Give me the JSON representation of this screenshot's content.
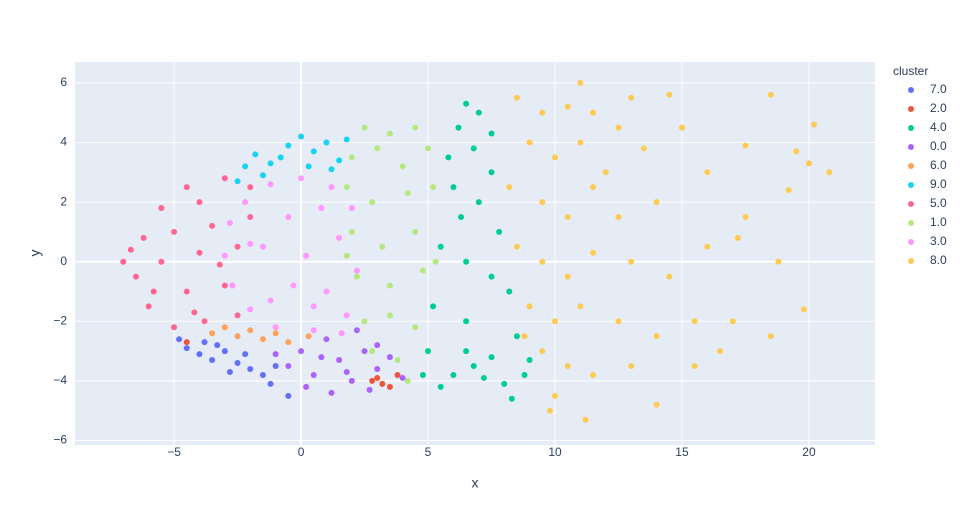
{
  "chart_data": {
    "type": "scatter",
    "xlabel": "x",
    "ylabel": "y",
    "legend_title": "cluster",
    "legend": "right",
    "xlim": [
      -8.9,
      22.6
    ],
    "ylim": [
      -6.15,
      6.7
    ],
    "grid": true,
    "xticks": [
      {
        "value": -5,
        "label": "−5"
      },
      0,
      5,
      10,
      15,
      20
    ],
    "yticks": [
      {
        "value": -6,
        "label": "−6"
      },
      {
        "value": -4,
        "label": "−4"
      },
      {
        "value": -2,
        "label": "−2"
      },
      0,
      2,
      4,
      6
    ],
    "series": [
      {
        "name": "7.0",
        "color": "#636efa",
        "x": [
          -4.5,
          -4,
          -3.5,
          -3,
          -2.5,
          -2,
          -1.5,
          -1,
          -3.8,
          -2.8,
          -4.8,
          -2.2,
          -1.2,
          -3.3,
          -0.5
        ],
        "y": [
          -2.9,
          -3.1,
          -3.3,
          -3.0,
          -3.4,
          -3.6,
          -3.8,
          -3.5,
          -2.7,
          -3.7,
          -2.6,
          -3.1,
          -4.1,
          -2.8,
          -4.5
        ]
      },
      {
        "name": "2.0",
        "color": "#EF553B",
        "x": [
          2.8,
          3.2,
          3.5,
          3,
          -4.5,
          3.8
        ],
        "y": [
          -4.0,
          -4.1,
          -4.2,
          -3.9,
          -2.7,
          -3.8
        ]
      },
      {
        "name": "4.0",
        "color": "#00cc96",
        "x": [
          6.5,
          7,
          6.2,
          7.5,
          5.8,
          6.8,
          7.5,
          6,
          7,
          6.3,
          7.8,
          5.5,
          6.5,
          7.5,
          8.2,
          5.2,
          6.5,
          8.5,
          5,
          6.5,
          7.5,
          9,
          4.8,
          6,
          7.2,
          8,
          8.3,
          5.5,
          6.8,
          8.8
        ],
        "y": [
          5.3,
          5,
          4.5,
          4.3,
          3.5,
          3.8,
          3,
          2.5,
          2,
          1.5,
          1,
          0.5,
          0,
          -0.5,
          -1,
          -1.5,
          -2,
          -2.5,
          -3,
          -3,
          -3.2,
          -3.3,
          -3.8,
          -3.8,
          -3.9,
          -4.1,
          -4.6,
          -4.2,
          -3.5,
          -3.8
        ]
      },
      {
        "name": "0.0",
        "color": "#ab63fa",
        "x": [
          -0.5,
          0,
          0.5,
          1,
          1.5,
          2,
          2.5,
          3,
          3.5,
          4,
          0.2,
          1.2,
          2.2,
          -1,
          3,
          1.8,
          0.8,
          2.7
        ],
        "y": [
          -3.5,
          -3,
          -3.8,
          -2.6,
          -3.3,
          -4,
          -3,
          -3.6,
          -3.2,
          -3.9,
          -4.2,
          -4.4,
          -2.3,
          -3.1,
          -2.8,
          -3.7,
          -3.2,
          -4.3
        ]
      },
      {
        "name": "6.0",
        "color": "#FFA15A",
        "x": [
          -3,
          -2.5,
          -2,
          -1.5,
          -1,
          -3.5,
          -0.5,
          0.3
        ],
        "y": [
          -2.2,
          -2.5,
          -2.3,
          -2.6,
          -2.4,
          -2.4,
          -2.7,
          -2.5
        ]
      },
      {
        "name": "9.0",
        "color": "#19d3f3",
        "x": [
          -2.2,
          -1.8,
          -1.2,
          -0.5,
          0,
          0.5,
          1,
          1.5,
          1.8,
          -1.5,
          0.3,
          -0.8,
          1.2,
          -2.5
        ],
        "y": [
          3.2,
          3.6,
          3.3,
          3.9,
          4.2,
          3.7,
          4,
          3.4,
          4.1,
          2.9,
          3.2,
          3.5,
          3.1,
          2.7
        ]
      },
      {
        "name": "5.0",
        "color": "#FF6692",
        "x": [
          -7,
          -6.5,
          -6.2,
          -6,
          -5.5,
          -5.5,
          -5,
          -5,
          -4.5,
          -4.5,
          -4,
          -4,
          -3.8,
          -3.5,
          -3,
          -3,
          -2.5,
          -2.5,
          -2,
          -2,
          -5.8,
          -6.7,
          -4.2,
          -3.2
        ],
        "y": [
          0,
          -0.5,
          0.8,
          -1.5,
          1.8,
          0,
          -2.2,
          1,
          2.5,
          -1,
          0.3,
          2,
          -2,
          1.2,
          2.8,
          -0.8,
          0.5,
          -1.8,
          2.5,
          1.5,
          -1,
          0.4,
          -1.7,
          -0.1
        ]
      },
      {
        "name": "1.0",
        "color": "#B6E880",
        "x": [
          2.5,
          3.5,
          4.5,
          2,
          3,
          4,
          5,
          1.8,
          2.8,
          4.2,
          5.2,
          2,
          3.2,
          4.5,
          2.2,
          3.5,
          4.8,
          2.5,
          3.5,
          4.5,
          2.8,
          3.8,
          4.2,
          5.3,
          1.8
        ],
        "y": [
          4.5,
          4.3,
          4.5,
          3.5,
          3.8,
          3.2,
          3.8,
          2.5,
          2,
          2.3,
          2.5,
          1,
          0.5,
          1,
          -0.5,
          -0.8,
          -0.3,
          -2,
          -1.8,
          -2.2,
          -3,
          -3.3,
          -4,
          0,
          0.2
        ]
      },
      {
        "name": "3.0",
        "color": "#FF97FF",
        "x": [
          -3,
          -2.8,
          -2.7,
          -2.2,
          -2,
          -1.5,
          -1.2,
          -1,
          -0.5,
          -0.3,
          0,
          0.2,
          0.5,
          0.8,
          1,
          1.2,
          1.5,
          1.8,
          2,
          2.2,
          -2,
          0.5,
          -1.2,
          1.6
        ],
        "y": [
          0.2,
          1.3,
          -0.8,
          2,
          -1.6,
          0.5,
          2.6,
          -2.2,
          1.5,
          -0.8,
          2.8,
          0.2,
          -2.3,
          1.8,
          -1,
          2.5,
          0.8,
          -1.8,
          1.8,
          -0.3,
          0.6,
          -1.5,
          -1.3,
          -2.4
        ]
      },
      {
        "name": "8.0",
        "color": "#FECB52",
        "x": [
          8.5,
          9.5,
          10.5,
          11.5,
          12.5,
          13,
          11,
          14.5,
          9,
          10,
          11,
          12,
          13.5,
          15,
          8.2,
          9.5,
          10.5,
          11.5,
          12.5,
          14,
          16,
          17.5,
          18.5,
          19.5,
          20.2,
          20.8,
          8.5,
          9.5,
          10.5,
          11.5,
          13,
          14.5,
          16,
          17.5,
          18.8,
          19.8,
          20,
          9,
          10,
          11,
          12.5,
          14,
          15.5,
          17,
          18.5,
          9.5,
          10.5,
          11.5,
          13,
          14,
          15.5,
          10,
          11.2,
          9.8,
          8.8,
          17.2,
          19.2,
          16.5
        ],
        "y": [
          5.5,
          5,
          5.2,
          5,
          4.5,
          5.5,
          6,
          5.6,
          4,
          3.5,
          4,
          3,
          3.8,
          4.5,
          2.5,
          2,
          1.5,
          2.5,
          1.5,
          2,
          3,
          3.9,
          5.6,
          3.7,
          4.6,
          3,
          0.5,
          0,
          -0.5,
          0.3,
          0,
          -0.5,
          0.5,
          1.5,
          0,
          -1.6,
          3.3,
          -1.5,
          -2,
          -1.5,
          -2,
          -2.5,
          -2,
          -2,
          -2.5,
          -3,
          -3.5,
          -3.8,
          -3.5,
          -4.8,
          -3.5,
          -4.5,
          -5.3,
          -5,
          -2.5,
          0.8,
          2.4,
          -3
        ]
      }
    ]
  }
}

......

**Written request:** Repeat the data above exactly, but not the pictures.

**Reply:**
Give me the JSON representation of this screenshot's content.
{
  "chart_data": {
    "type": "scatter",
    "xlabel": "x",
    "ylabel": "y",
    "legend_title": "cluster",
    "legend": "right",
    "xlim": [
      -8.9,
      22.6
    ],
    "ylim": [
      -6.15,
      6.7
    ],
    "grid": true,
    "xticks": [
      {
        "value": -5,
        "label": "−5"
      },
      0,
      5,
      10,
      15,
      20
    ],
    "yticks": [
      {
        "value": -6,
        "label": "−6"
      },
      {
        "value": -4,
        "label": "−4"
      },
      {
        "value": -2,
        "label": "−2"
      },
      0,
      2,
      4,
      6
    ],
    "series": [
      {
        "name": "7.0",
        "color": "#636efa",
        "x": [
          -4.5,
          -4,
          -3.5,
          -3,
          -2.5,
          -2,
          -1.5,
          -1,
          -3.8,
          -2.8,
          -4.8,
          -2.2,
          -1.2,
          -3.3,
          -0.5
        ],
        "y": [
          -2.9,
          -3.1,
          -3.3,
          -3.0,
          -3.4,
          -3.6,
          -3.8,
          -3.5,
          -2.7,
          -3.7,
          -2.6,
          -3.1,
          -4.1,
          -2.8,
          -4.5
        ]
      },
      {
        "name": "2.0",
        "color": "#EF553B",
        "x": [
          2.8,
          3.2,
          3.5,
          3,
          -4.5,
          3.8
        ],
        "y": [
          -4.0,
          -4.1,
          -4.2,
          -3.9,
          -2.7,
          -3.8
        ]
      },
      {
        "name": "4.0",
        "color": "#00cc96",
        "x": [
          6.5,
          7,
          6.2,
          7.5,
          5.8,
          6.8,
          7.5,
          6,
          7,
          6.3,
          7.8,
          5.5,
          6.5,
          7.5,
          8.2,
          5.2,
          6.5,
          8.5,
          5,
          6.5,
          7.5,
          9,
          4.8,
          6,
          7.2,
          8,
          8.3,
          5.5,
          6.8,
          8.8
        ],
        "y": [
          5.3,
          5,
          4.5,
          4.3,
          3.5,
          3.8,
          3,
          2.5,
          2,
          1.5,
          1,
          0.5,
          0,
          -0.5,
          -1,
          -1.5,
          -2,
          -2.5,
          -3,
          -3,
          -3.2,
          -3.3,
          -3.8,
          -3.8,
          -3.9,
          -4.1,
          -4.6,
          -4.2,
          -3.5,
          -3.8
        ]
      },
      {
        "name": "0.0",
        "color": "#ab63fa",
        "x": [
          -0.5,
          0,
          0.5,
          1,
          1.5,
          2,
          2.5,
          3,
          3.5,
          4,
          0.2,
          1.2,
          2.2,
          -1,
          3,
          1.8,
          0.8,
          2.7
        ],
        "y": [
          -3.5,
          -3,
          -3.8,
          -2.6,
          -3.3,
          -4,
          -3,
          -3.6,
          -3.2,
          -3.9,
          -4.2,
          -4.4,
          -2.3,
          -3.1,
          -2.8,
          -3.7,
          -3.2,
          -4.3
        ]
      },
      {
        "name": "6.0",
        "color": "#FFA15A",
        "x": [
          -3,
          -2.5,
          -2,
          -1.5,
          -1,
          -3.5,
          -0.5,
          0.3
        ],
        "y": [
          -2.2,
          -2.5,
          -2.3,
          -2.6,
          -2.4,
          -2.4,
          -2.7,
          -2.5
        ]
      },
      {
        "name": "9.0",
        "color": "#19d3f3",
        "x": [
          -2.2,
          -1.8,
          -1.2,
          -0.5,
          0,
          0.5,
          1,
          1.5,
          1.8,
          -1.5,
          0.3,
          -0.8,
          1.2,
          -2.5
        ],
        "y": [
          3.2,
          3.6,
          3.3,
          3.9,
          4.2,
          3.7,
          4,
          3.4,
          4.1,
          2.9,
          3.2,
          3.5,
          3.1,
          2.7
        ]
      },
      {
        "name": "5.0",
        "color": "#FF6692",
        "x": [
          -7,
          -6.5,
          -6.2,
          -6,
          -5.5,
          -5.5,
          -5,
          -5,
          -4.5,
          -4.5,
          -4,
          -4,
          -3.8,
          -3.5,
          -3,
          -3,
          -2.5,
          -2.5,
          -2,
          -2,
          -5.8,
          -6.7,
          -4.2,
          -3.2
        ],
        "y": [
          0,
          -0.5,
          0.8,
          -1.5,
          1.8,
          0,
          -2.2,
          1,
          2.5,
          -1,
          0.3,
          2,
          -2,
          1.2,
          2.8,
          -0.8,
          0.5,
          -1.8,
          2.5,
          1.5,
          -1,
          0.4,
          -1.7,
          -0.1
        ]
      },
      {
        "name": "1.0",
        "color": "#B6E880",
        "x": [
          2.5,
          3.5,
          4.5,
          2,
          3,
          4,
          5,
          1.8,
          2.8,
          4.2,
          5.2,
          2,
          3.2,
          4.5,
          2.2,
          3.5,
          4.8,
          2.5,
          3.5,
          4.5,
          2.8,
          3.8,
          4.2,
          5.3,
          1.8
        ],
        "y": [
          4.5,
          4.3,
          4.5,
          3.5,
          3.8,
          3.2,
          3.8,
          2.5,
          2,
          2.3,
          2.5,
          1,
          0.5,
          1,
          -0.5,
          -0.8,
          -0.3,
          -2,
          -1.8,
          -2.2,
          -3,
          -3.3,
          -4,
          0,
          0.2
        ]
      },
      {
        "name": "3.0",
        "color": "#FF97FF",
        "x": [
          -3,
          -2.8,
          -2.7,
          -2.2,
          -2,
          -1.5,
          -1.2,
          -1,
          -0.5,
          -0.3,
          0,
          0.2,
          0.5,
          0.8,
          1,
          1.2,
          1.5,
          1.8,
          2,
          2.2,
          -2,
          0.5,
          -1.2,
          1.6
        ],
        "y": [
          0.2,
          1.3,
          -0.8,
          2,
          -1.6,
          0.5,
          2.6,
          -2.2,
          1.5,
          -0.8,
          2.8,
          0.2,
          -2.3,
          1.8,
          -1,
          2.5,
          0.8,
          -1.8,
          1.8,
          -0.3,
          0.6,
          -1.5,
          -1.3,
          -2.4
        ]
      },
      {
        "name": "8.0",
        "color": "#FECB52",
        "x": [
          8.5,
          9.5,
          10.5,
          11.5,
          12.5,
          13,
          11,
          14.5,
          9,
          10,
          11,
          12,
          13.5,
          15,
          8.2,
          9.5,
          10.5,
          11.5,
          12.5,
          14,
          16,
          17.5,
          18.5,
          19.5,
          20.2,
          20.8,
          8.5,
          9.5,
          10.5,
          11.5,
          13,
          14.5,
          16,
          17.5,
          18.8,
          19.8,
          20,
          9,
          10,
          11,
          12.5,
          14,
          15.5,
          17,
          18.5,
          9.5,
          10.5,
          11.5,
          13,
          14,
          15.5,
          10,
          11.2,
          9.8,
          8.8,
          17.2,
          19.2,
          16.5
        ],
        "y": [
          5.5,
          5,
          5.2,
          5,
          4.5,
          5.5,
          6,
          5.6,
          4,
          3.5,
          4,
          3,
          3.8,
          4.5,
          2.5,
          2,
          1.5,
          2.5,
          1.5,
          2,
          3,
          3.9,
          5.6,
          3.7,
          4.6,
          3,
          0.5,
          0,
          -0.5,
          0.3,
          0,
          -0.5,
          0.5,
          1.5,
          0,
          -1.6,
          3.3,
          -1.5,
          -2,
          -1.5,
          -2,
          -2.5,
          -2,
          -2,
          -2.5,
          -3,
          -3.5,
          -3.8,
          -3.5,
          -4.8,
          -3.5,
          -4.5,
          -5.3,
          -5,
          -2.5,
          0.8,
          2.4,
          -3
        ]
      }
    ]
  }
}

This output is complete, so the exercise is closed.